> WHAT THE EXERCISE ASKS: Select every line below containing the word "color".

»»

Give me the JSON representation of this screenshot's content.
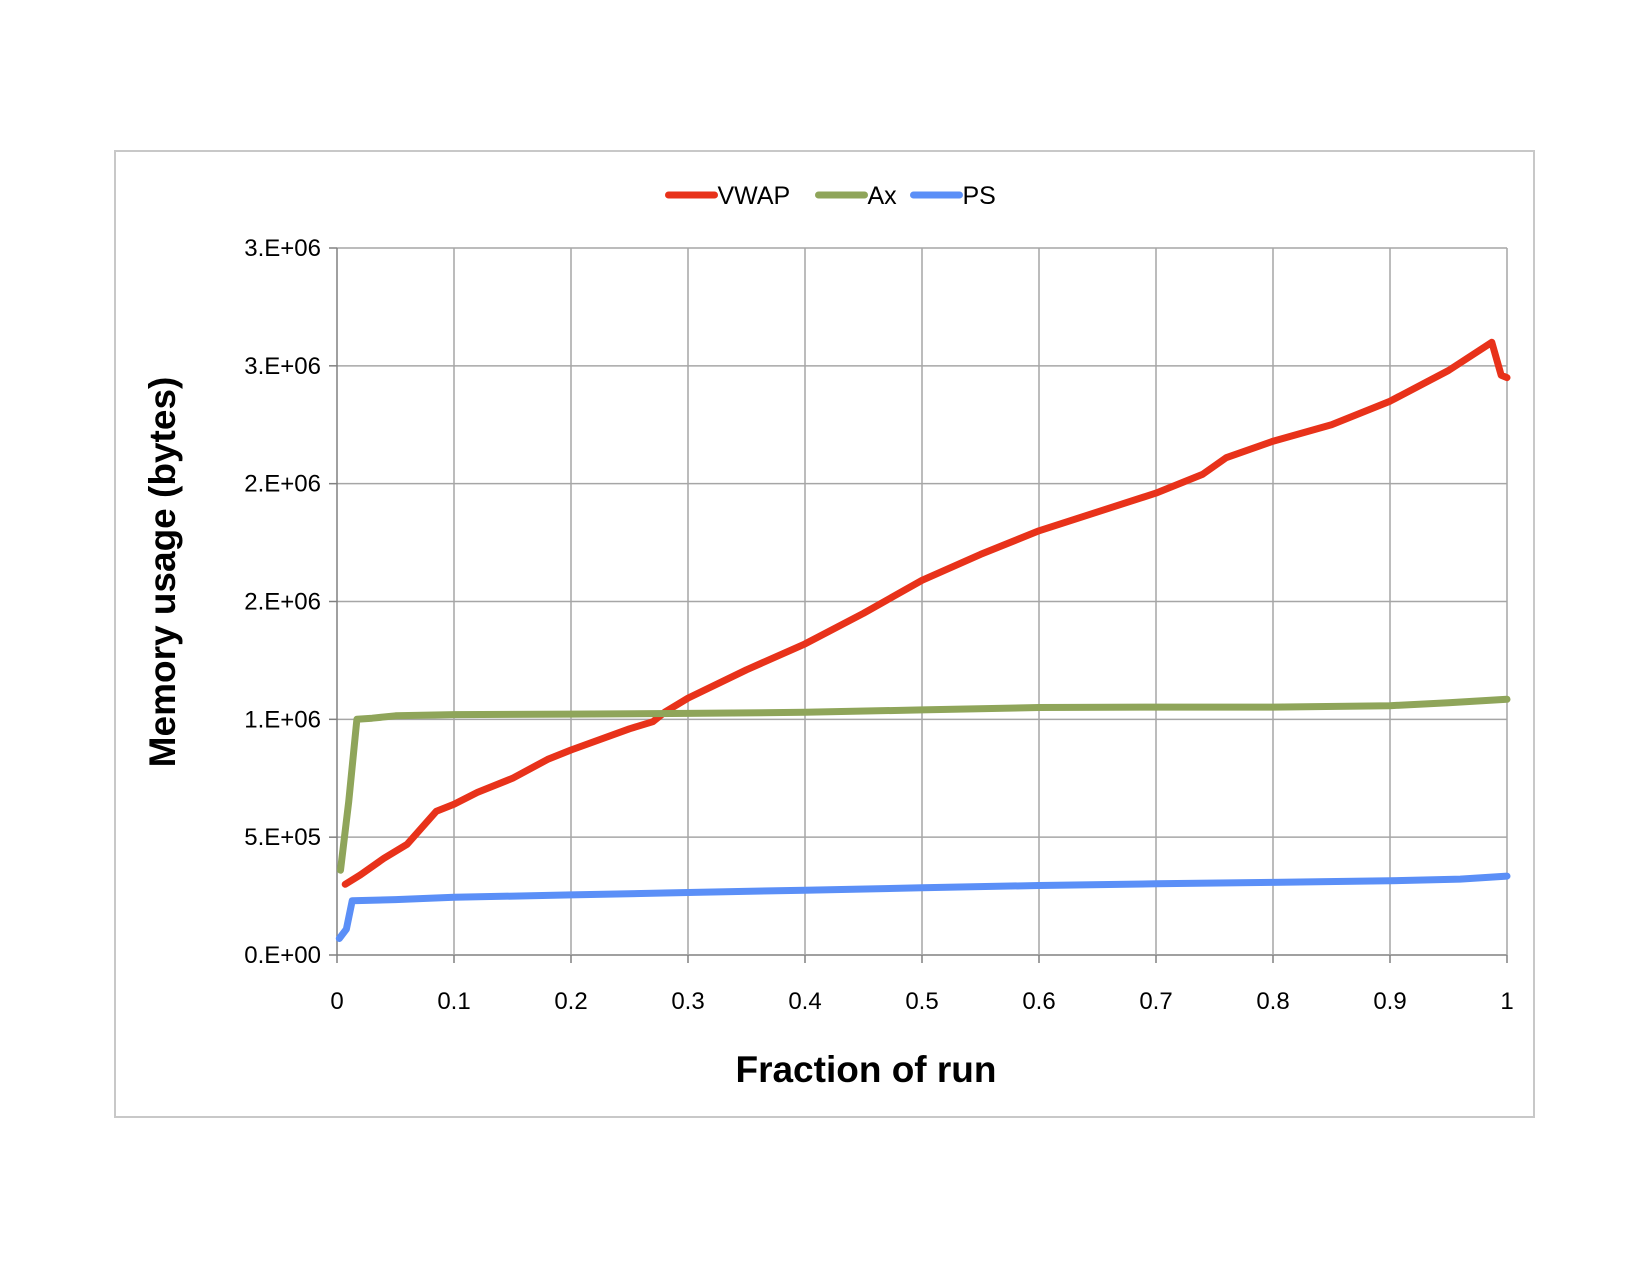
{
  "chart_data": {
    "type": "line",
    "title": "",
    "xlabel": "Fraction of run",
    "ylabel": "Memory usage (bytes)",
    "xlim": [
      0,
      1
    ],
    "ylim": [
      0,
      3000000
    ],
    "x_ticks": [
      {
        "value": 0,
        "label": "0"
      },
      {
        "value": 0.1,
        "label": "0.1"
      },
      {
        "value": 0.2,
        "label": "0.2"
      },
      {
        "value": 0.3,
        "label": "0.3"
      },
      {
        "value": 0.4,
        "label": "0.4"
      },
      {
        "value": 0.5,
        "label": "0.5"
      },
      {
        "value": 0.6,
        "label": "0.6"
      },
      {
        "value": 0.7,
        "label": "0.7"
      },
      {
        "value": 0.8,
        "label": "0.8"
      },
      {
        "value": 0.9,
        "label": "0.9"
      },
      {
        "value": 1,
        "label": "1"
      }
    ],
    "y_ticks": [
      {
        "value": 0,
        "label": "0.E+00"
      },
      {
        "value": 500000,
        "label": "5.E+05"
      },
      {
        "value": 1000000,
        "label": "1.E+06"
      },
      {
        "value": 1500000,
        "label": "2.E+06"
      },
      {
        "value": 2000000,
        "label": "2.E+06"
      },
      {
        "value": 2500000,
        "label": "3.E+06"
      },
      {
        "value": 3000000,
        "label": "3.E+06"
      }
    ],
    "grid": true,
    "legend_position": "top-center",
    "series": [
      {
        "name": "VWAP",
        "color": "#e8321a",
        "points": [
          [
            0.007,
            300000
          ],
          [
            0.02,
            340000
          ],
          [
            0.04,
            410000
          ],
          [
            0.06,
            470000
          ],
          [
            0.085,
            610000
          ],
          [
            0.1,
            640000
          ],
          [
            0.12,
            690000
          ],
          [
            0.15,
            750000
          ],
          [
            0.18,
            830000
          ],
          [
            0.2,
            870000
          ],
          [
            0.25,
            960000
          ],
          [
            0.27,
            990000
          ],
          [
            0.28,
            1030000
          ],
          [
            0.3,
            1090000
          ],
          [
            0.35,
            1210000
          ],
          [
            0.4,
            1320000
          ],
          [
            0.45,
            1450000
          ],
          [
            0.5,
            1590000
          ],
          [
            0.55,
            1700000
          ],
          [
            0.6,
            1800000
          ],
          [
            0.65,
            1880000
          ],
          [
            0.7,
            1960000
          ],
          [
            0.74,
            2040000
          ],
          [
            0.76,
            2110000
          ],
          [
            0.8,
            2180000
          ],
          [
            0.85,
            2250000
          ],
          [
            0.9,
            2350000
          ],
          [
            0.95,
            2480000
          ],
          [
            0.987,
            2600000
          ],
          [
            0.995,
            2460000
          ],
          [
            1.0,
            2450000
          ]
        ]
      },
      {
        "name": "Ax",
        "color": "#8fa55a",
        "points": [
          [
            0.003,
            360000
          ],
          [
            0.01,
            650000
          ],
          [
            0.017,
            1000000
          ],
          [
            0.03,
            1005000
          ],
          [
            0.05,
            1015000
          ],
          [
            0.1,
            1020000
          ],
          [
            0.2,
            1022000
          ],
          [
            0.3,
            1025000
          ],
          [
            0.4,
            1030000
          ],
          [
            0.5,
            1040000
          ],
          [
            0.6,
            1050000
          ],
          [
            0.7,
            1052000
          ],
          [
            0.8,
            1052000
          ],
          [
            0.9,
            1058000
          ],
          [
            0.95,
            1070000
          ],
          [
            1.0,
            1085000
          ]
        ]
      },
      {
        "name": "PS",
        "color": "#5b8ff7",
        "points": [
          [
            0.002,
            70000
          ],
          [
            0.008,
            110000
          ],
          [
            0.013,
            230000
          ],
          [
            0.05,
            235000
          ],
          [
            0.1,
            245000
          ],
          [
            0.2,
            255000
          ],
          [
            0.3,
            265000
          ],
          [
            0.4,
            275000
          ],
          [
            0.5,
            285000
          ],
          [
            0.6,
            295000
          ],
          [
            0.7,
            302000
          ],
          [
            0.8,
            308000
          ],
          [
            0.9,
            315000
          ],
          [
            0.96,
            322000
          ],
          [
            1.0,
            335000
          ]
        ]
      }
    ]
  }
}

««

> SOLVED PROBLEM:
        "color": "#e8321a",
        "color": "#8fa55a",
        "color": "#5b8ff7",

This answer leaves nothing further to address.